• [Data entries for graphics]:
* BEGIN *

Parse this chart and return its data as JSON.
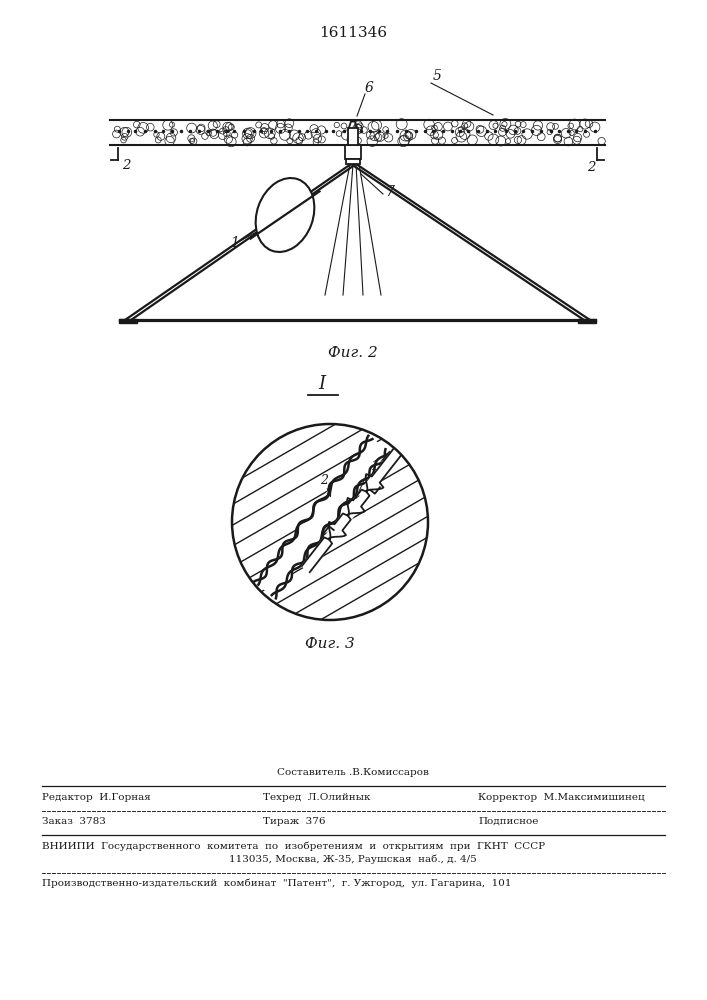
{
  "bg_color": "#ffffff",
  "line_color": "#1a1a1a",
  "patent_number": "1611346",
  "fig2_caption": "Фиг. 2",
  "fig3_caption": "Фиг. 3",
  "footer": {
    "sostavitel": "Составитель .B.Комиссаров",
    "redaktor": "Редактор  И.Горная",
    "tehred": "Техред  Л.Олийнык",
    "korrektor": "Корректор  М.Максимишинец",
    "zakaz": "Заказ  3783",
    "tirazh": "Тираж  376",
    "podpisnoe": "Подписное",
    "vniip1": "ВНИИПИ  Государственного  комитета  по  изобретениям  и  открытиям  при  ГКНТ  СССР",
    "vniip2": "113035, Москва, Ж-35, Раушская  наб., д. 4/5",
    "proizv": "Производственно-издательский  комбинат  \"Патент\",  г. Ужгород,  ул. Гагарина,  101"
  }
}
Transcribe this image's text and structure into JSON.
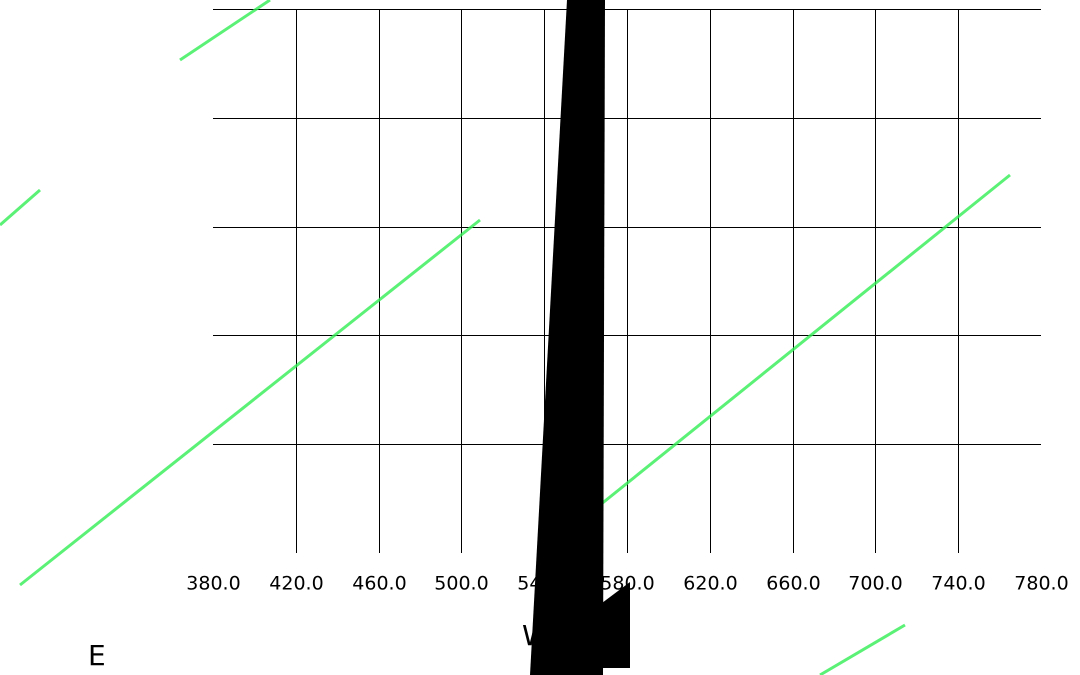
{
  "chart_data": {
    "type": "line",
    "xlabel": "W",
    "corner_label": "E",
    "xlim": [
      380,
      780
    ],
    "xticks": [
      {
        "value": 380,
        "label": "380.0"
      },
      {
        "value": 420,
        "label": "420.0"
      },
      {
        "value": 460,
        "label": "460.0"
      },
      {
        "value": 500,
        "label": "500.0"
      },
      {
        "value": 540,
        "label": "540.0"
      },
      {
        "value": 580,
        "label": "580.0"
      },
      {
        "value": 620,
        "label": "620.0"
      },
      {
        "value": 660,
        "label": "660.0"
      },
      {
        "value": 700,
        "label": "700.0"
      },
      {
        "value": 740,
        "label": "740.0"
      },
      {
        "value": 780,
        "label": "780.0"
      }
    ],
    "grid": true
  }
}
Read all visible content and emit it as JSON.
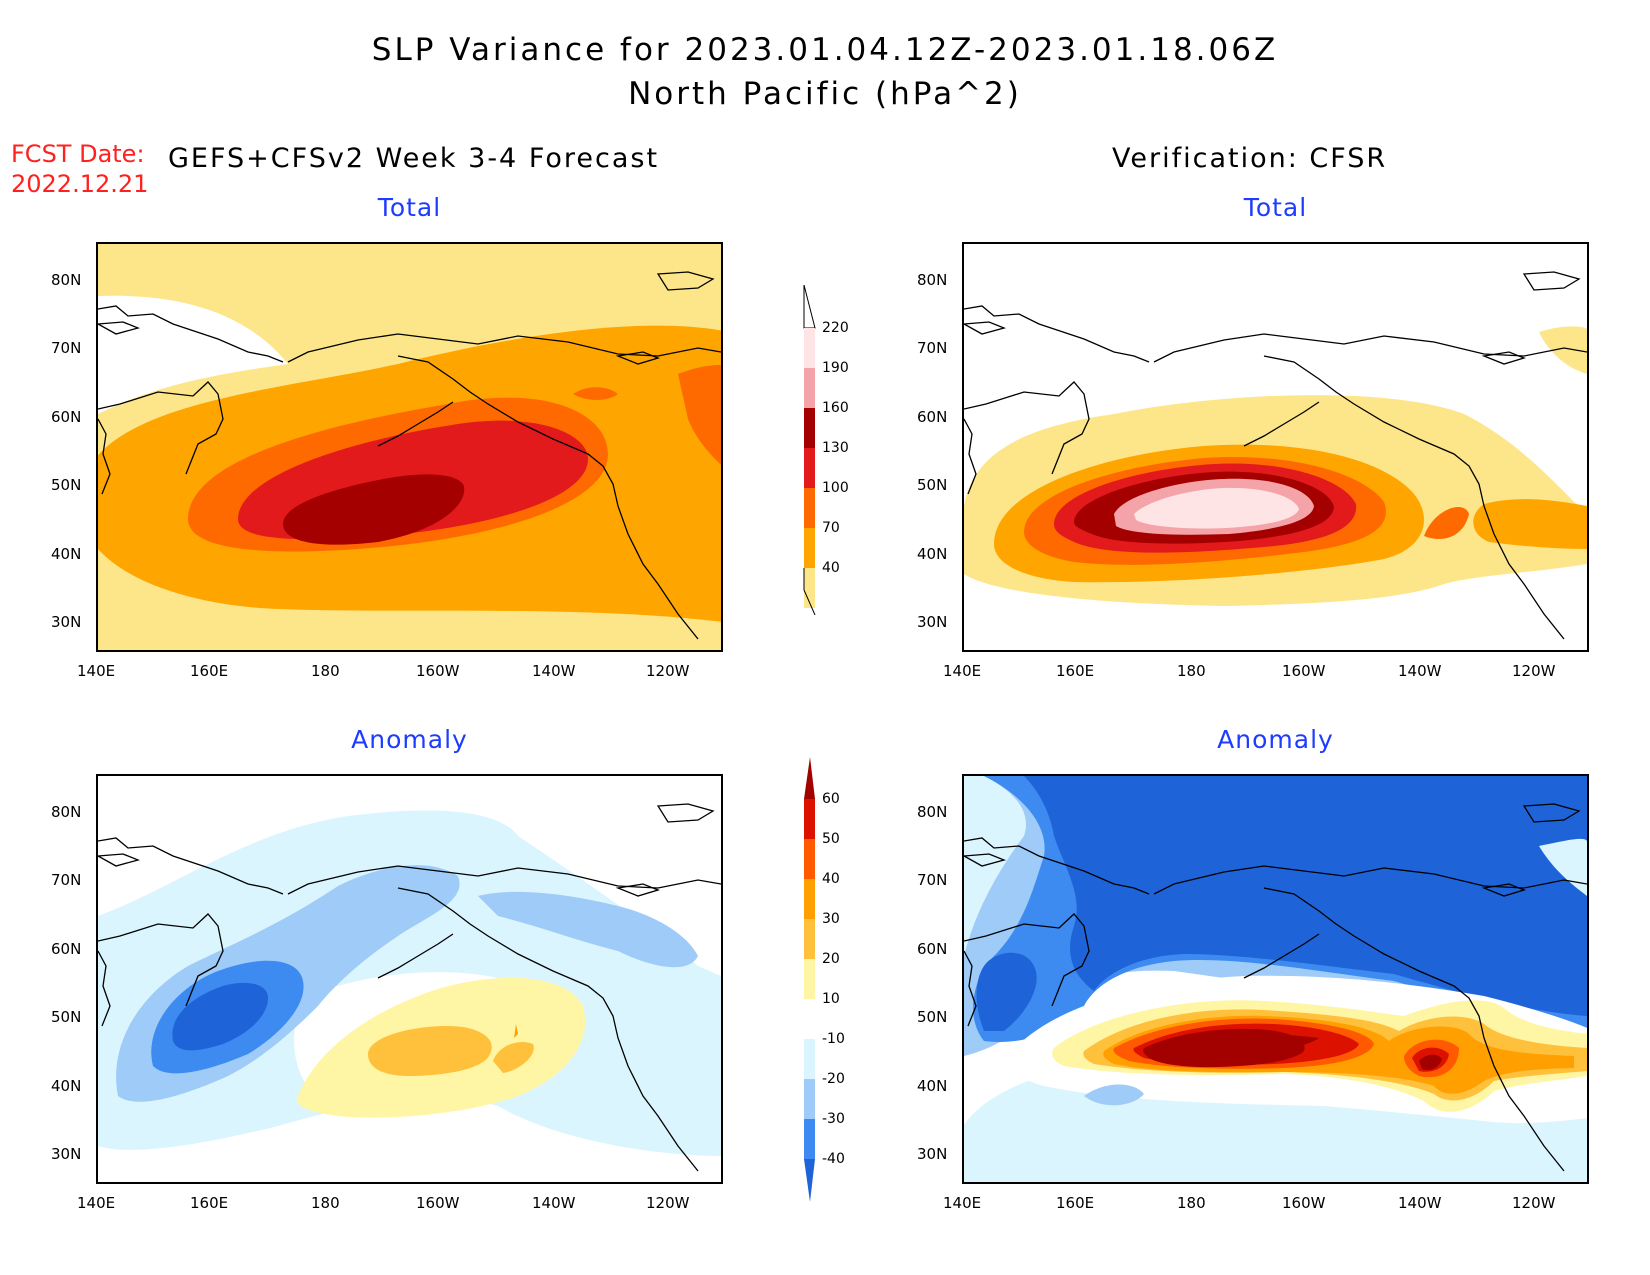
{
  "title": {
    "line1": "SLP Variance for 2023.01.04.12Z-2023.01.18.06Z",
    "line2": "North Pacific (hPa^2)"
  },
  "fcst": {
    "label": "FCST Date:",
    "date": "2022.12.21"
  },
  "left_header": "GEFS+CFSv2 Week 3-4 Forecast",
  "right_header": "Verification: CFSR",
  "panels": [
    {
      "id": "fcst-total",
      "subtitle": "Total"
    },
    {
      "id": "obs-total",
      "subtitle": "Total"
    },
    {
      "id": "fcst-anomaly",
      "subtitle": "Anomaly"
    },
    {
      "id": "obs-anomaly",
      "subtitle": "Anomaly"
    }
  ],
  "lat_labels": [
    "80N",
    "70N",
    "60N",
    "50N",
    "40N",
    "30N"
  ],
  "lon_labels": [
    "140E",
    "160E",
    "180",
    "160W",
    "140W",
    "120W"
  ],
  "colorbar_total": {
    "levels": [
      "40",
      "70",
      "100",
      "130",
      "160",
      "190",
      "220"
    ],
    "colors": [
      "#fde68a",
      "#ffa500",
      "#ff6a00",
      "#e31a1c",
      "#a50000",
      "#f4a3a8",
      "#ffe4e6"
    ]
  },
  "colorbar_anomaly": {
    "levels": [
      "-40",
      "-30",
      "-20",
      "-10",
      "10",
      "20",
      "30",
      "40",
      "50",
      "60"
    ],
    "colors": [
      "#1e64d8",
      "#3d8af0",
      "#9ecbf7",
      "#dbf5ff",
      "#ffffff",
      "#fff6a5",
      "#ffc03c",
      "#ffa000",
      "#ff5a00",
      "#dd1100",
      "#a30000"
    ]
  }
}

* END *
* BEGIN *

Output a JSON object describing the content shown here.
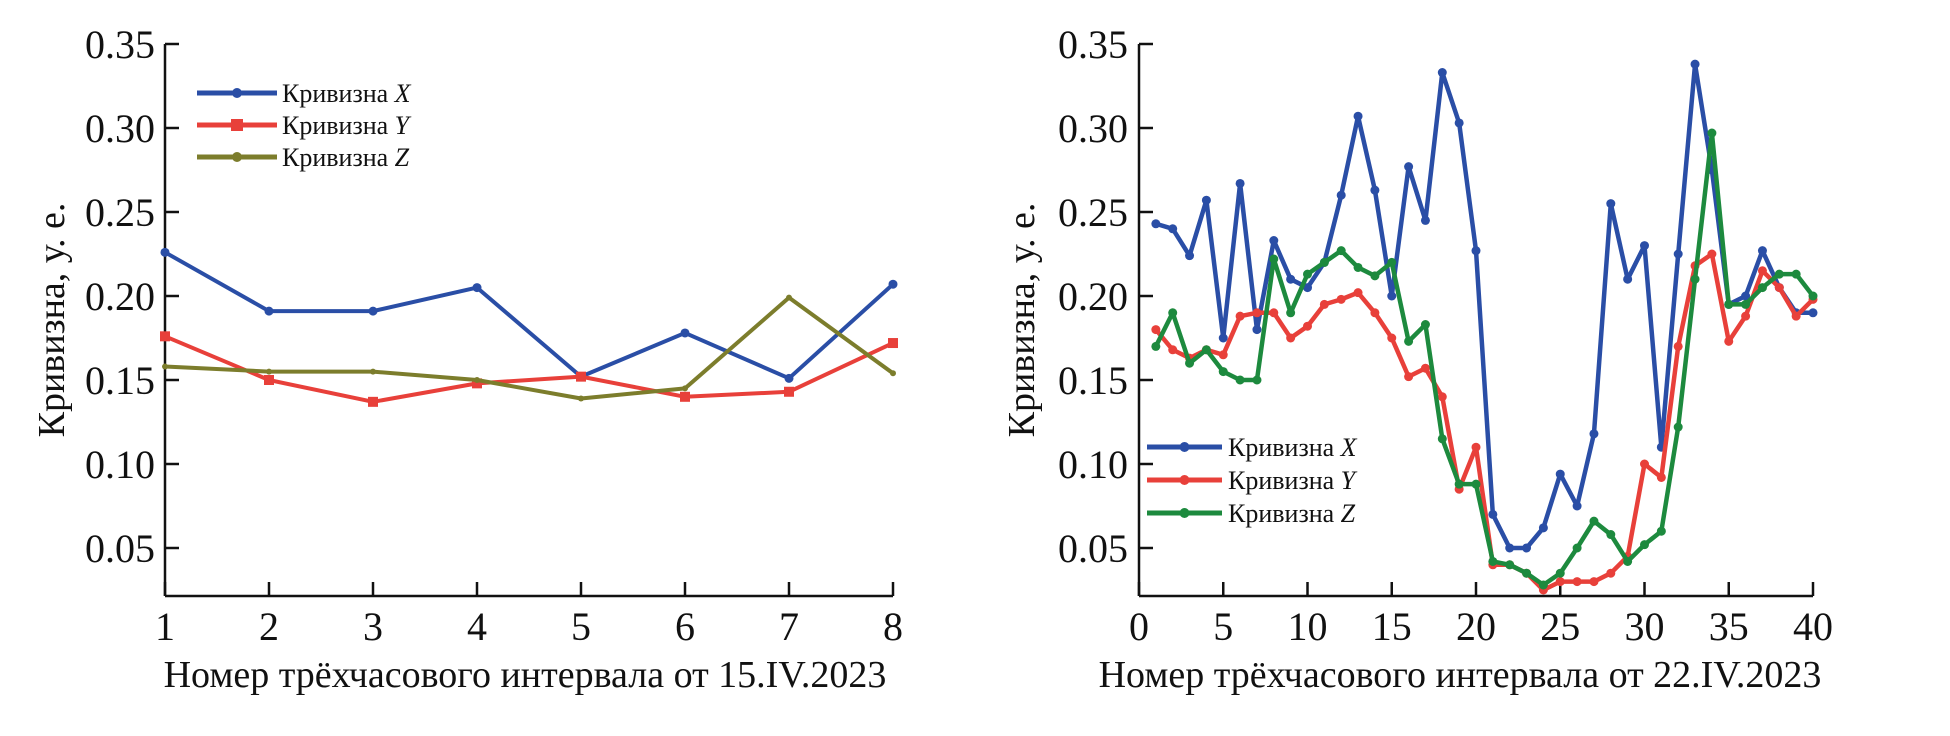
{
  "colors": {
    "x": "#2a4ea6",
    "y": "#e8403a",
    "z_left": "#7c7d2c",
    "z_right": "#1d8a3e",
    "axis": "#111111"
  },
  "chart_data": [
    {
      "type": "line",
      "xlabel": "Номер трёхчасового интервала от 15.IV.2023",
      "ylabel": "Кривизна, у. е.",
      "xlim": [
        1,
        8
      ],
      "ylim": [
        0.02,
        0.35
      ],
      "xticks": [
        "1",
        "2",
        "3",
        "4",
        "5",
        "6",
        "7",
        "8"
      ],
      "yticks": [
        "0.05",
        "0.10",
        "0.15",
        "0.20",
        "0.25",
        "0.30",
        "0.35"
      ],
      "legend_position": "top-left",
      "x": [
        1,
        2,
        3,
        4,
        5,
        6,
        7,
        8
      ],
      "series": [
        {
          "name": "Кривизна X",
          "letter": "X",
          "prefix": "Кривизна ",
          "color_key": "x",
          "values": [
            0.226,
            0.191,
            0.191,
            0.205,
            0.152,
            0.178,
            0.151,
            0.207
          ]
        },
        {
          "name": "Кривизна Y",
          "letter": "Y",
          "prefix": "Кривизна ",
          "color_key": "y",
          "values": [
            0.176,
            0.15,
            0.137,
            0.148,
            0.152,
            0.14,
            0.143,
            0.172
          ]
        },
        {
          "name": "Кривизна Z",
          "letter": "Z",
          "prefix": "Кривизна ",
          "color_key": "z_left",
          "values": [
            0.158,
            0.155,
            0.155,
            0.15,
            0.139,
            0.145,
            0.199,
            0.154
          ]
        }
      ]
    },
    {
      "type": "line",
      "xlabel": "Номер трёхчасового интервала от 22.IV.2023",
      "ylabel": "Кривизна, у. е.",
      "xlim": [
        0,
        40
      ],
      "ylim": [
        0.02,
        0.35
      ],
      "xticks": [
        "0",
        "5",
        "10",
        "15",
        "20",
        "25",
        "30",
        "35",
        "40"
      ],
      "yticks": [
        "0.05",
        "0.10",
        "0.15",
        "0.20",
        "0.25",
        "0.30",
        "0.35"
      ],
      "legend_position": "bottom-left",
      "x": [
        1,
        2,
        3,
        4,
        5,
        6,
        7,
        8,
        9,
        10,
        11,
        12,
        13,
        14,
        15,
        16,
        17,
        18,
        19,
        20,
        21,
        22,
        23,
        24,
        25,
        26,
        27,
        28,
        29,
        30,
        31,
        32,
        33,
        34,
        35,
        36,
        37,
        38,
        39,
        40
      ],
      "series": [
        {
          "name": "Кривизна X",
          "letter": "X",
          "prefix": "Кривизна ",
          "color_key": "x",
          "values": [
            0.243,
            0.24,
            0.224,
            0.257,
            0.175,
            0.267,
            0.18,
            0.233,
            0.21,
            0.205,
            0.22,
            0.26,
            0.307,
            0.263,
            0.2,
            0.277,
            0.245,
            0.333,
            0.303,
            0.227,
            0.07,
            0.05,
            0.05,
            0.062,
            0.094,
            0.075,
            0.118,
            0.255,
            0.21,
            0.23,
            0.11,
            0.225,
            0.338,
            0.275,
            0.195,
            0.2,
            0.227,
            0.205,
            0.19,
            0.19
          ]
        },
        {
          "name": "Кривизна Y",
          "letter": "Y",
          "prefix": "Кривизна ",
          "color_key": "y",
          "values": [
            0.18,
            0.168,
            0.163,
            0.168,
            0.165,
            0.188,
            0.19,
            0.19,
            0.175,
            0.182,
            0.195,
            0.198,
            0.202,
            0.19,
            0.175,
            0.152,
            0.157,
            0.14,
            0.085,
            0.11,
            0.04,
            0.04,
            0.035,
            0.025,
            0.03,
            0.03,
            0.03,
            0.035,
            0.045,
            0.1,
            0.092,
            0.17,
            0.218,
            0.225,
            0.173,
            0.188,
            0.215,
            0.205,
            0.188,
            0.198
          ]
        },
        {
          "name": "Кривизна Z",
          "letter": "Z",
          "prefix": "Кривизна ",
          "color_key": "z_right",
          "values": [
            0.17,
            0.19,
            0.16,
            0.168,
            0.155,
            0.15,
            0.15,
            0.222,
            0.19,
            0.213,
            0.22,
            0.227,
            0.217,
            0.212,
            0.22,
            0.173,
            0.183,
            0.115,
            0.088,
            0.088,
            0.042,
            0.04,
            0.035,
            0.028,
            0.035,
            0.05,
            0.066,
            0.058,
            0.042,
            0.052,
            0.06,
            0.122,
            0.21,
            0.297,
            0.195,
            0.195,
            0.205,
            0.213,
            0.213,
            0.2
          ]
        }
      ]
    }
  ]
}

* END *

• [WHAT YOU HAVE TO DO]: Take every line containing the word "this" and copy it.

• [SOLUTION TO THE EXERCISE]:
Parse this chart and return its data as JSON.
Transcribe this image's text and structure into JSON.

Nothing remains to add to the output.